EXCERPT PROVIDED:
------------------------------------

Most analysts prefer a fairly robust analytic workbench to use the right tool for the job, yet tend to gravitate to their favorite tool – or their analytic hub – for most of their work. Typically, this is the tool that lets them stay "in flow" while concentrating on solving problems in innovative ways. Good analysts are open to learning new things to increase their bandwidth — whether that’s more advanced training with tools they already use or introducing new tools to hone their workbench.

 Compute Environment

At SAS and at most technology companies, we are fortunate to have adequately powered hardware, good throughput, and ample memory and storage. Because JMP runs on both operating systems, I even have a Mac with Parallels for Windows to run both. Many organizations have old hardware, running operating systems that are soon-to-be or are no longer supported. Analysis is typically CPU-intensive, and as our sample sizes grow to keep up with big data, investing in an adequate compute environment is a must.

Many organizations have invested in their servers and ignored the desktop. However, when your expensive analytic talent is twiddling their thumbs because of slow bandwidth or a network outage, and they are left with nothing more than a spreadsheet on their desktop (if they even have a desktop), opportunity costs can be high. The analytically advanced should be provided with compute options — on desktops, on servers and remotely. With these analysts juggling multiple projects in different phases, they can be much more productive by having both adequate desktop and server compute resources. Especially in the exploratory phase, local, in-memory visual tools with instantaneous response will take advantage of greater visual bandwidth — analysis at the speed of sight, revealing the data’s structure more quickly.

Collaboration and Presentation

When the analyst achieves a useful model, she is not done. For the results to matter, they usually have to be communicated and acted upon. With so much data, we are all analysts at some level. Even when results are shared, we may ask more questions, which may lead to more analysis and insight. Because of this collaborative, iterative approach, many analysts prefer the power of visually and interactively showing the results to colleagues and to decision makers. How many times have you heard this scenario described? An executive asks for something that requires you to build a predictive model. You present the results to the executive, whereupon he says, “What if …?” If you show the results live, you have the potential to be more efficient with everyone’s time.

Suppose, specifically, that you were asked how you might improve the quality of wine.  Having modeled the relationship of factors affecting quality, you can show those relationships — and the effects of changing them using the Profiler in JMP. Below, if you drag the vertical red line for alcohol to increase it, you can see it increases quality (up to a point) as well as effects that change has on other factors affecting quality. You can switch from red to white wine by clicking the vertical red line for color. For either color, you can see that lowering density improves the quality. A great deal more can be done with profiling, but the point is that you can show live "what would happen if…." and see the consequences. We have actually heard reactions like “For the first time in my life, I actually understand regression” when people see results presented in this way.

[iframe src ="/content/jmp/files/2013/05/Profiler_wine.html" width="620" height="400" border="0"]

Open Wine Profiler in a new window

The data used for the purpose of this example are from the UCI Machine Learning Library.)

------------------------------------

GIVEN INFORMATION:
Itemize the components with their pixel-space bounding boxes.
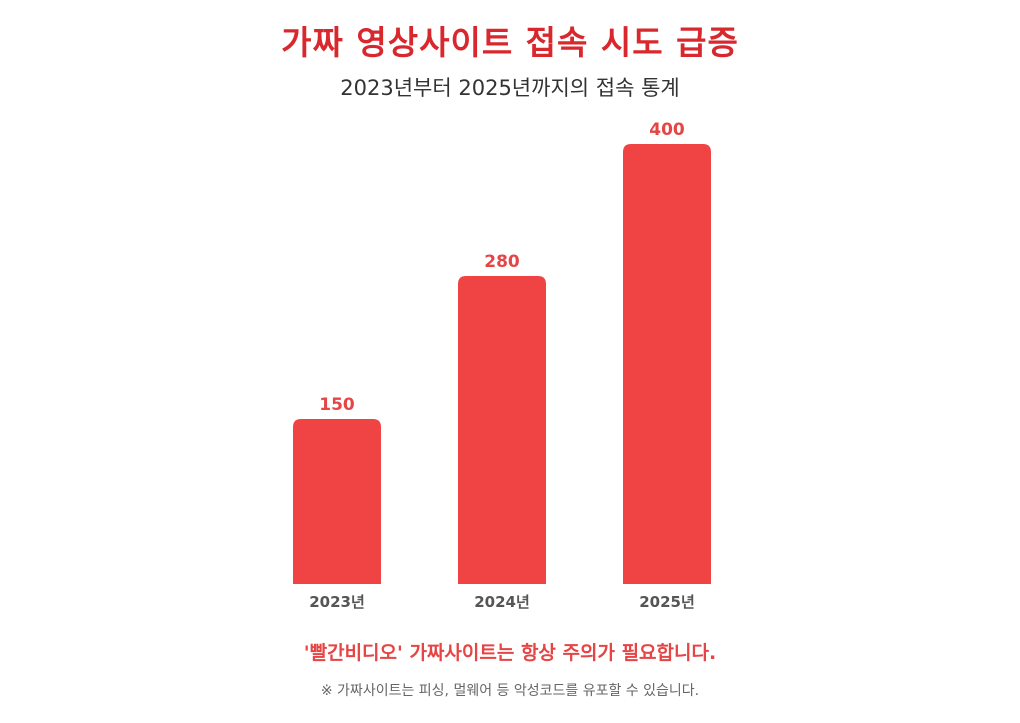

------------------------------------

INSTRUCTIONS:
1/ Reproduce the stretch from "At SAS and at" through "environment is a must." in the passage on analysts' tools and compute environments.
2/ Pick up the passage on analysts' tools and compute environments after its last sentence and keep writing it.

RESPONSES PER TASK:
1/
At SAS and at most technology companies, we are fortunate to have adequately powered hardware, good throughput, and ample memory and storage. Because JMP runs on both operating systems, I even have a Mac with Parallels for Windows to run both. Many organizations have old hardware, running operating systems that are soon-to-be or are no longer supported. Analysis is typically CPU-intensive, and as our sample sizes grow to keep up with big data, investing in an adequate compute environment is a must.

2/
Data

While data are not strictly part of the workbench, data are the raw material and part of the workbench experience.

A good analyst is like a good chef. To attract the best, having a well-appointed kitchen is obvious. But would you then provide poor-quality ingredients? Organizations that ignore data quality pay, and pay, and pay. The most pernicious form of payment is what it does to the culture. I’ve seen analysts who run from projects that require them to work with poor data. The data are so bad they know that any time they spend on it will be fruitless — that any recommendation they make will be unjustifiable and that they could’ve spent their time more productively. If most of the workday is spent on projects involving poor data, it can be very demotivating, and good analysts may well leave. The other obvious payment for poor data quality is in the form of sub-optimal decisions and consequences. Data quality is ultimately a shared responsibility of everyone who uses the data. Organizations with good data have factored that shared responsibility into the culture.

Difficult access to data is another area often overlooked. If you are paying competitively for your analytical talent, you don’t want large chunks of that time being spent fetching and preparing data. Ideally, most of the data needed are centrally maintained and routinely updated. Any further data retrieval and manipulation for analysis purposes should be made easy — visually where possible.

Keeping Up with Technology

It is a balance. If you chase after the latest technology, your time solving problems and adding value will be less. If you stand still, your analytic infrastructure becomes less agile and can be unduly limiting. You should give some portion of time to trying new things and assessing where the investment in any new infrastructure or upgrade would have the highest return. From what I’ve seen, many organizations are data-challenged in various ways, overexposed to spreadsheet risk, underexposed to visual paradigms — both for discovery and for presentation — and underpowered in various parts of their compute environments. If data and analytics are considered strategic assets in your organization, I encourage you to assess the potential for retooling some of the analytic workbenches in your organization.

Note: A version of this post first appeared in the International Institute for Analytics blog.